WRITTEN TASK: Could you print all the entries exactly?

---------- RAW DATA ----------

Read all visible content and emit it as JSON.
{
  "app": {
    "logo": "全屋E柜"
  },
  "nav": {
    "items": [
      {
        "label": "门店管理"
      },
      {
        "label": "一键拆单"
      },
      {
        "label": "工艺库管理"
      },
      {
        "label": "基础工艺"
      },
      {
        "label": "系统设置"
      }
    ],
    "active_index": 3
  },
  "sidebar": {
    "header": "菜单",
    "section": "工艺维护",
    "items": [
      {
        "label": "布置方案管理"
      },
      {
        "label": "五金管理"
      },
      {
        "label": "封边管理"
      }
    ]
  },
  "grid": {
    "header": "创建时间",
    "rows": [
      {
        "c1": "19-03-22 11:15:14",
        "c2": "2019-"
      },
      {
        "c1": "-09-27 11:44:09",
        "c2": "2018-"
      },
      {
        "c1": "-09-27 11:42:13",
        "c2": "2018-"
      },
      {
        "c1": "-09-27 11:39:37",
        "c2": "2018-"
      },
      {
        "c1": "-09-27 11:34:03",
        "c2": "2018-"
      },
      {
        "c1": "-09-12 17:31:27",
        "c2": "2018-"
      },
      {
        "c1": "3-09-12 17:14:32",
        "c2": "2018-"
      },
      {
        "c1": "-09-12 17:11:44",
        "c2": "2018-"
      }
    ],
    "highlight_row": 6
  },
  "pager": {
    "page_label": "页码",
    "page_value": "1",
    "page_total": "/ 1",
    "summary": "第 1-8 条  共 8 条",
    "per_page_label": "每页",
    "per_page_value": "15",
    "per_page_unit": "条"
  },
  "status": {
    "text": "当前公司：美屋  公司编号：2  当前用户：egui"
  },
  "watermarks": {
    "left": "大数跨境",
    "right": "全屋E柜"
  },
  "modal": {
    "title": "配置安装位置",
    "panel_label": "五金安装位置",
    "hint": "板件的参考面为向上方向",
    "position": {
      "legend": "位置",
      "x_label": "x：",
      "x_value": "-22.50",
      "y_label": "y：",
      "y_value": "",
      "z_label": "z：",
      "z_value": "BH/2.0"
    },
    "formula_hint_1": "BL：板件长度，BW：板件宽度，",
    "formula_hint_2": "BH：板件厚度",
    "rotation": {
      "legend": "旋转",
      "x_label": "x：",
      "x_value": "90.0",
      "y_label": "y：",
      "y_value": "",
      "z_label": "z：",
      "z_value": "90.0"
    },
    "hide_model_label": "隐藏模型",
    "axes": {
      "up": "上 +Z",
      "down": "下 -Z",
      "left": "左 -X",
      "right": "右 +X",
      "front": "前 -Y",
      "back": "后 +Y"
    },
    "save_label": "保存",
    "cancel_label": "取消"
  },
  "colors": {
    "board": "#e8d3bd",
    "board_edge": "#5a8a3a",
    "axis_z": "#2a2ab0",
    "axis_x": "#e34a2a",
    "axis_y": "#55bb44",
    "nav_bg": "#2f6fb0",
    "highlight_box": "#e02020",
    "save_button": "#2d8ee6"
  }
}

----------

EXERCISE ANSWER:
Read all visible content and emit it as JSON.
{
  "app": {
    "logo": "全屋E柜"
  },
  "nav": {
    "items": [
      {
        "label": "门店管理"
      },
      {
        "label": "一键拆单"
      },
      {
        "label": "工艺库管理"
      },
      {
        "label": "基础工艺"
      },
      {
        "label": "系统设置"
      }
    ],
    "active_index": 3
  },
  "sidebar": {
    "header": "菜单",
    "section": "工艺维护",
    "items": [
      {
        "label": "布置方案管理"
      },
      {
        "label": "五金管理"
      },
      {
        "label": "封边管理"
      }
    ]
  },
  "grid": {
    "header": "创建时间",
    "rows": [
      {
        "c1": "19-03-22 11:15:14",
        "c2": "2019-"
      },
      {
        "c1": "-09-27 11:44:09",
        "c2": "2018-"
      },
      {
        "c1": "-09-27 11:42:13",
        "c2": "2018-"
      },
      {
        "c1": "-09-27 11:39:37",
        "c2": "2018-"
      },
      {
        "c1": "-09-27 11:34:03",
        "c2": "2018-"
      },
      {
        "c1": "-09-12 17:31:27",
        "c2": "2018-"
      },
      {
        "c1": "3-09-12 17:14:32",
        "c2": "2018-"
      },
      {
        "c1": "-09-12 17:11:44",
        "c2": "2018-"
      }
    ],
    "highlight_row": 6
  },
  "pager": {
    "page_label": "页码",
    "page_value": "1",
    "page_total": "/ 1",
    "summary": "第 1-8 条  共 8 条",
    "per_page_label": "每页",
    "per_page_value": "15",
    "per_page_unit": "条"
  },
  "status": {
    "text": "当前公司：美屋  公司编号：2  当前用户：egui"
  },
  "watermarks": {
    "left": "大数跨境",
    "right": "全屋E柜"
  },
  "modal": {
    "title": "配置安装位置",
    "panel_label": "五金安装位置",
    "hint": "板件的参考面为向上方向",
    "position": {
      "legend": "位置",
      "x_label": "x：",
      "x_value": "-22.50",
      "y_label": "y：",
      "y_value": "",
      "z_label": "z：",
      "z_value": "BH/2.0"
    },
    "formula_hint_1": "BL：板件长度，BW：板件宽度，",
    "formula_hint_2": "BH：板件厚度",
    "rotation": {
      "legend": "旋转",
      "x_label": "x：",
      "x_value": "90.0",
      "y_label": "y：",
      "y_value": "",
      "z_label": "z：",
      "z_value": "90.0"
    },
    "hide_model_label": "隐藏模型",
    "axes": {
      "up": "上 +Z",
      "down": "下 -Z",
      "left": "左 -X",
      "right": "右 +X",
      "front": "前 -Y",
      "back": "后 +Y"
    },
    "save_label": "保存",
    "cancel_label": "取消"
  },
  "colors": {
    "board": "#e8d3bd",
    "board_edge": "#5a8a3a",
    "axis_z": "#2a2ab0",
    "axis_x": "#e34a2a",
    "axis_y": "#55bb44",
    "nav_bg": "#2f6fb0",
    "highlight_box": "#e02020",
    "save_button": "#2d8ee6"
  }
}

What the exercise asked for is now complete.